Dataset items

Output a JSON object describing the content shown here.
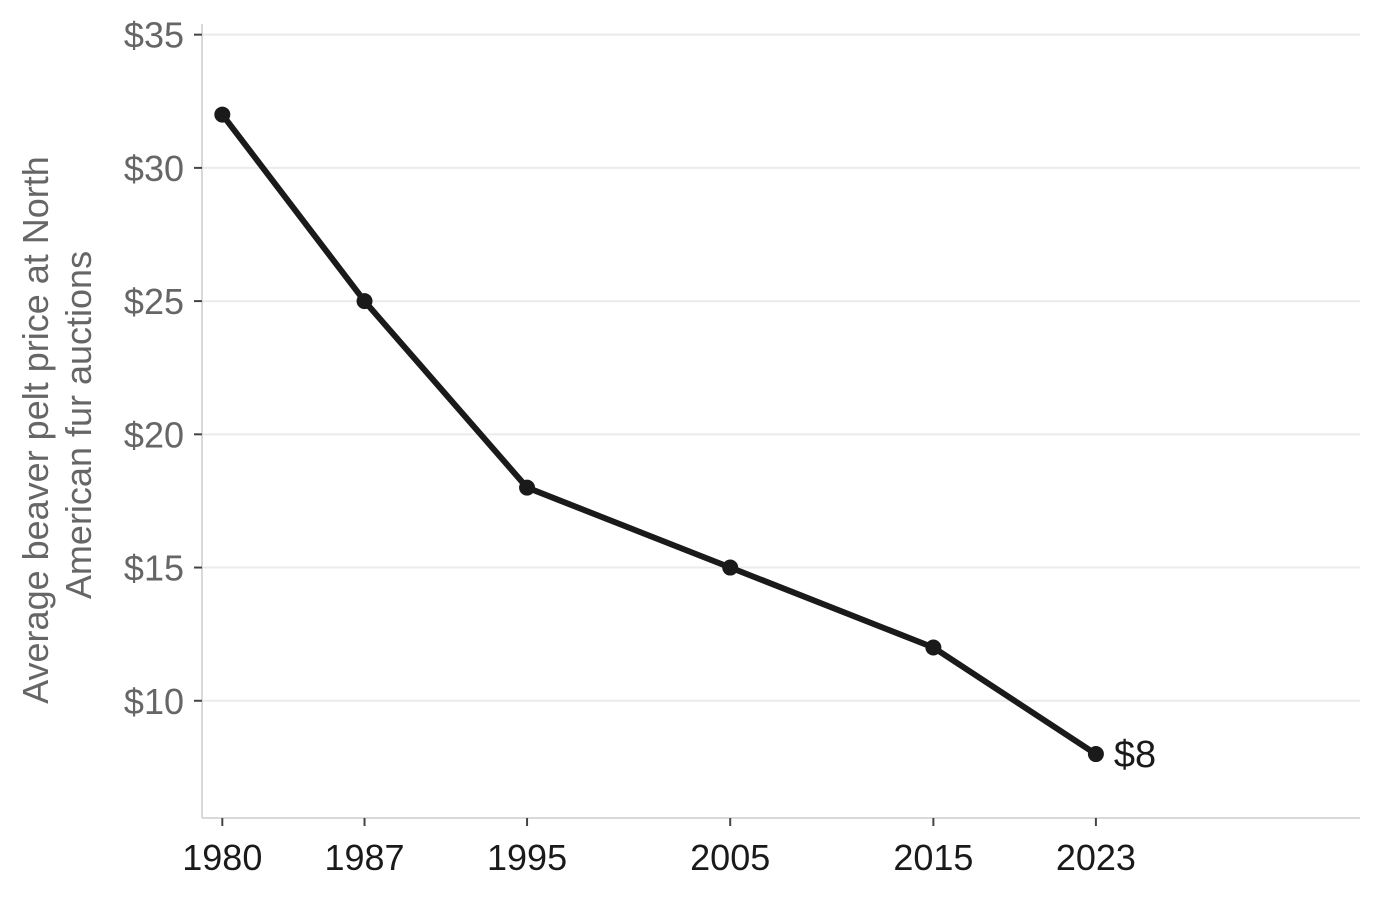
{
  "chart_data": {
    "type": "line",
    "title": "",
    "ylabel_lines": [
      "Average beaver pelt price at North",
      "American fur auctions"
    ],
    "xlabel": "",
    "x": [
      1980,
      1987,
      1995,
      2005,
      2015,
      2023
    ],
    "x_tick_labels": [
      "1980",
      "1987",
      "1995",
      "2005",
      "2015",
      "2023"
    ],
    "series": [
      {
        "values": [
          32,
          25,
          18,
          15,
          12,
          8
        ]
      }
    ],
    "y_ticks": [
      10,
      15,
      20,
      25,
      30,
      35
    ],
    "y_tick_labels": [
      "$10",
      "$15",
      "$20",
      "$25",
      "$30",
      "$35"
    ],
    "xlim": [
      1979,
      2036
    ],
    "ylim": [
      5.6,
      35.4
    ],
    "grid": "horizontal",
    "end_label": "$8",
    "colors": {
      "line": "#1a1a1a",
      "grid": "#ebebeb",
      "axis": "#d9d9d9",
      "tick_text": "#666666"
    }
  }
}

• _Brief_: Leave the pictures out and reproduce each record exactly as written.

• _Final result_:
Output a JSON object describing the content shown here.
{
  "chart_data": {
    "type": "line",
    "title": "",
    "ylabel_lines": [
      "Average beaver pelt price at North",
      "American fur auctions"
    ],
    "xlabel": "",
    "x": [
      1980,
      1987,
      1995,
      2005,
      2015,
      2023
    ],
    "x_tick_labels": [
      "1980",
      "1987",
      "1995",
      "2005",
      "2015",
      "2023"
    ],
    "series": [
      {
        "values": [
          32,
          25,
          18,
          15,
          12,
          8
        ]
      }
    ],
    "y_ticks": [
      10,
      15,
      20,
      25,
      30,
      35
    ],
    "y_tick_labels": [
      "$10",
      "$15",
      "$20",
      "$25",
      "$30",
      "$35"
    ],
    "xlim": [
      1979,
      2036
    ],
    "ylim": [
      5.6,
      35.4
    ],
    "grid": "horizontal",
    "end_label": "$8",
    "colors": {
      "line": "#1a1a1a",
      "grid": "#ebebeb",
      "axis": "#d9d9d9",
      "tick_text": "#666666"
    }
  }
}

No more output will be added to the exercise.